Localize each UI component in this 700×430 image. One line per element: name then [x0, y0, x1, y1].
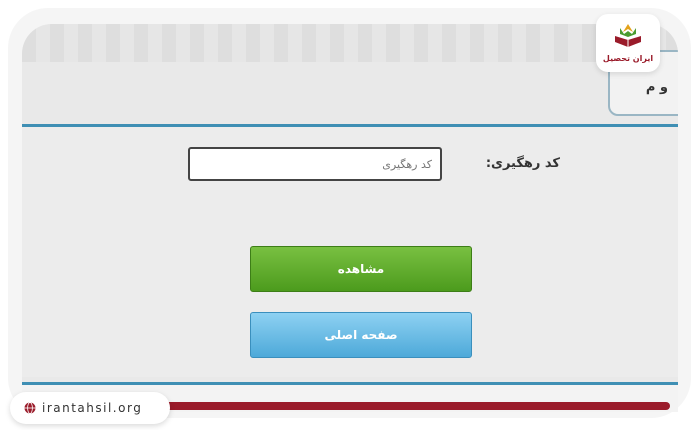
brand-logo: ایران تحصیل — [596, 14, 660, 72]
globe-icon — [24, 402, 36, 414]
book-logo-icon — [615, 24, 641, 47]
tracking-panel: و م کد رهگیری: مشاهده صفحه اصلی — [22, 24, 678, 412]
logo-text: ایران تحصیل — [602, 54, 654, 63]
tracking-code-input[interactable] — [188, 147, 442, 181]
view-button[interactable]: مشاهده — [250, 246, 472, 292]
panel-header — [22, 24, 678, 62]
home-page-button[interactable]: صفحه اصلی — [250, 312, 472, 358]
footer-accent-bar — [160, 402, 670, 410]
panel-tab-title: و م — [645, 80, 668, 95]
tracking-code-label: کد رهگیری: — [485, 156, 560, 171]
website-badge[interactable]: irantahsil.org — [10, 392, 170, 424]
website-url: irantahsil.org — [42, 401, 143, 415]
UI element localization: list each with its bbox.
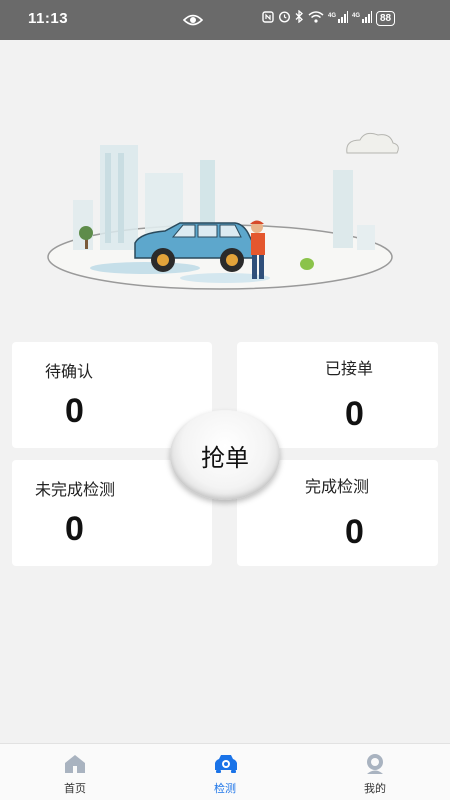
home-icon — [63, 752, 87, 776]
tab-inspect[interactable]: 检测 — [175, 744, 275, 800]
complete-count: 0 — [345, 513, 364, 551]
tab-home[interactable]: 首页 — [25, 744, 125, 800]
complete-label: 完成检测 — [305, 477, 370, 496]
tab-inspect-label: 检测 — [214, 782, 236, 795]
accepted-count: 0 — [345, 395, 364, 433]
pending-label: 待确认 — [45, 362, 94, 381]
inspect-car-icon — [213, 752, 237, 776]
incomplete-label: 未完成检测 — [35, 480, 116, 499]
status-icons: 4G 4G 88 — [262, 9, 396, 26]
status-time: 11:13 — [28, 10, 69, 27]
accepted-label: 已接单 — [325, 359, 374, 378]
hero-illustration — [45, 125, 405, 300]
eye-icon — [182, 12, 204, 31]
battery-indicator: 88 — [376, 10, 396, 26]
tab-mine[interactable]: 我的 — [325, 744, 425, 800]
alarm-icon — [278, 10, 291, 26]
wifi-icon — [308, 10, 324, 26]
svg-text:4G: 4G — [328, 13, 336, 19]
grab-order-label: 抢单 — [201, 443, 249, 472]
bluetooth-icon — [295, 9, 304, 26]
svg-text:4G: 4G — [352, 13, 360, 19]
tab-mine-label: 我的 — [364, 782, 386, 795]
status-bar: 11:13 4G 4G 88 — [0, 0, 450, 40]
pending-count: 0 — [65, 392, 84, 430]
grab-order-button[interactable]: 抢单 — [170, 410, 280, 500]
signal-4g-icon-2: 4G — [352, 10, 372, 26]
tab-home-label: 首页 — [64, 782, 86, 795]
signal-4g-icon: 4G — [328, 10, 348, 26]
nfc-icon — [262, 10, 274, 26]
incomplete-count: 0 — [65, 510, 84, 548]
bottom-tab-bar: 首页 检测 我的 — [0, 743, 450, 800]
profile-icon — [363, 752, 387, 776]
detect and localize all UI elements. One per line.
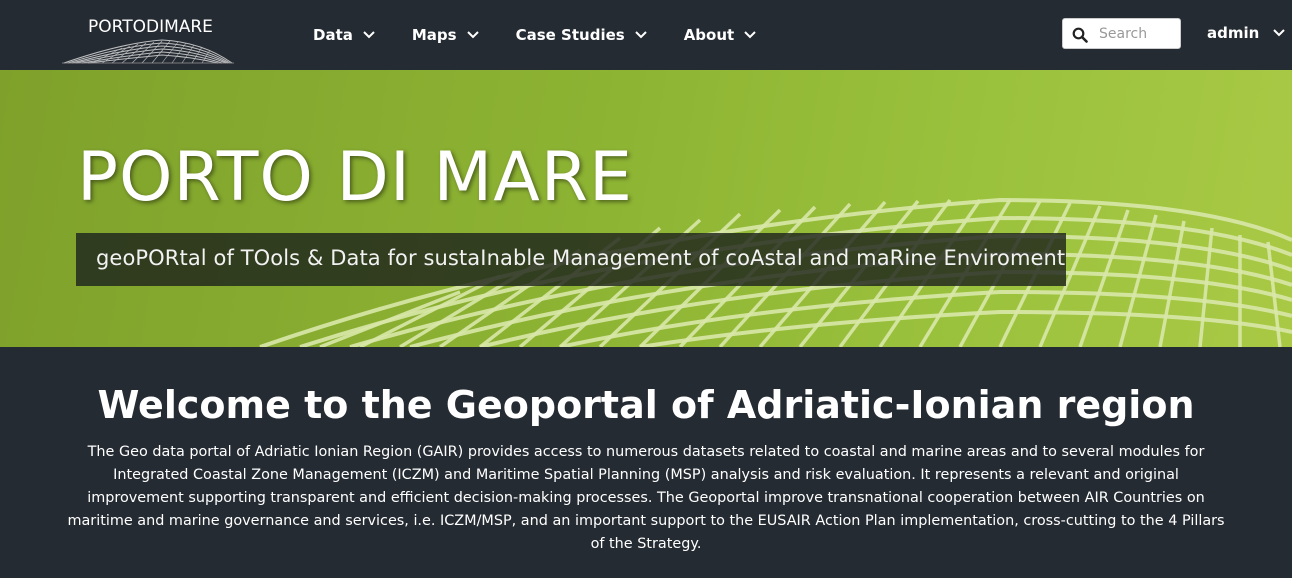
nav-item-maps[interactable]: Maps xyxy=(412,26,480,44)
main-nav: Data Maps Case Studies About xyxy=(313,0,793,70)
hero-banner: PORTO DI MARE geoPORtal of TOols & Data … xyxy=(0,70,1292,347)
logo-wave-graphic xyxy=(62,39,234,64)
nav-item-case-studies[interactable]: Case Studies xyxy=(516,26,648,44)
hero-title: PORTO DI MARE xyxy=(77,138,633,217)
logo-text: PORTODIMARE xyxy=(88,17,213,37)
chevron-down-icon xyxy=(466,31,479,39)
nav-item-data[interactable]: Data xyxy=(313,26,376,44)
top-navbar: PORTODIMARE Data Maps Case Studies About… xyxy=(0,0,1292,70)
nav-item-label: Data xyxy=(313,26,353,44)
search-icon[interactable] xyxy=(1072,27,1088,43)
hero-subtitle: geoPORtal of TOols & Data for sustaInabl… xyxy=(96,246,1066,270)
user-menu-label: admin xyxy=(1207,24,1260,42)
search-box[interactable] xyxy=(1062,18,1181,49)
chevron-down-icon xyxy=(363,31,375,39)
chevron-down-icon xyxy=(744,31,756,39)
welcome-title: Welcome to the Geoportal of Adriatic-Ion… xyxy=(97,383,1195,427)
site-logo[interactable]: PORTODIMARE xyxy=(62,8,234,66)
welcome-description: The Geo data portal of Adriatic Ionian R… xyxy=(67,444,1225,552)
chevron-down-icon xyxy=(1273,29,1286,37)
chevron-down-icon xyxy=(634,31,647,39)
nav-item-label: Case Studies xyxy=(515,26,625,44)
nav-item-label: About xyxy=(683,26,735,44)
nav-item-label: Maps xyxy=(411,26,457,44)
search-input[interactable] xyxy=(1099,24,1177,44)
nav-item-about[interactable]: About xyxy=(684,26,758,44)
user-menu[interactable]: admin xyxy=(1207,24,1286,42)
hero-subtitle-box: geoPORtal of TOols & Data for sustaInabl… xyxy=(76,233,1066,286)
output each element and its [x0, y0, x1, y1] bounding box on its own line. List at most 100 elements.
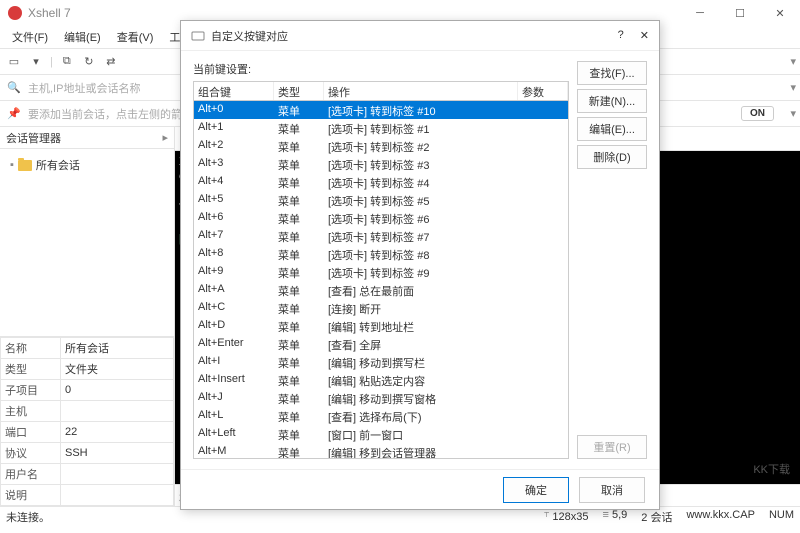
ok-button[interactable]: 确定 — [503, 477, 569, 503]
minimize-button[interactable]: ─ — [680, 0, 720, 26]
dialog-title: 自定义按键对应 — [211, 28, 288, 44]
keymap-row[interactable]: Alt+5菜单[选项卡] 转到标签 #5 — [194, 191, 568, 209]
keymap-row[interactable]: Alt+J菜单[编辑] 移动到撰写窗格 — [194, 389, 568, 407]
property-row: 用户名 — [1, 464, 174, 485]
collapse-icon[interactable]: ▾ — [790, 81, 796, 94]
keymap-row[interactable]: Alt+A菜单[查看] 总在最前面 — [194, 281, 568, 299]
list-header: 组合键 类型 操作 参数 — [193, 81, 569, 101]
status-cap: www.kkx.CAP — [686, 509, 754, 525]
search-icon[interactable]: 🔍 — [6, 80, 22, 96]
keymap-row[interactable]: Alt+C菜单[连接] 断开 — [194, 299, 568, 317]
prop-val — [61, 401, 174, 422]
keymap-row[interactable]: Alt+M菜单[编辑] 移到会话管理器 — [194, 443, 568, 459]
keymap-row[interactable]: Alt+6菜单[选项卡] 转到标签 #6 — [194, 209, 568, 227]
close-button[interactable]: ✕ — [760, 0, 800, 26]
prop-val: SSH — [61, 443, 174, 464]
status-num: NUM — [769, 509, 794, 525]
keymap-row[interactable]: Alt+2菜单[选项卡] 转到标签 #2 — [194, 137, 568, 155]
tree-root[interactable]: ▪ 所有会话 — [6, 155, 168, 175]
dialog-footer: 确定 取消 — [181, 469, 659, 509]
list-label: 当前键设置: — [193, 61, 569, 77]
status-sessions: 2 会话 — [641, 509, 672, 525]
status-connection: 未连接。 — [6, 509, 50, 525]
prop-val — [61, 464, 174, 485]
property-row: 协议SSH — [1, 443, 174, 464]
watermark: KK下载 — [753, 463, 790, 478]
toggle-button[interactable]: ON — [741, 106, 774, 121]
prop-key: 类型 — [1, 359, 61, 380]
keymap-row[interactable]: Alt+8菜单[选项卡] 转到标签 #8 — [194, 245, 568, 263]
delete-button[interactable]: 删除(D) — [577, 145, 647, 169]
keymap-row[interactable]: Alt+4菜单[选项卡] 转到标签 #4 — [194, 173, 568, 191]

## TASK TO CARRY OUT
Show every line in the records that contains the string "count", copying each of those lines in full.

## EXPECTED OUTPUT
complete-count: 0 — [345, 513, 364, 551]
accepted-count: 0 — [345, 395, 364, 433]
pending-count: 0 — [65, 392, 84, 430]
incomplete-count: 0 — [65, 510, 84, 548]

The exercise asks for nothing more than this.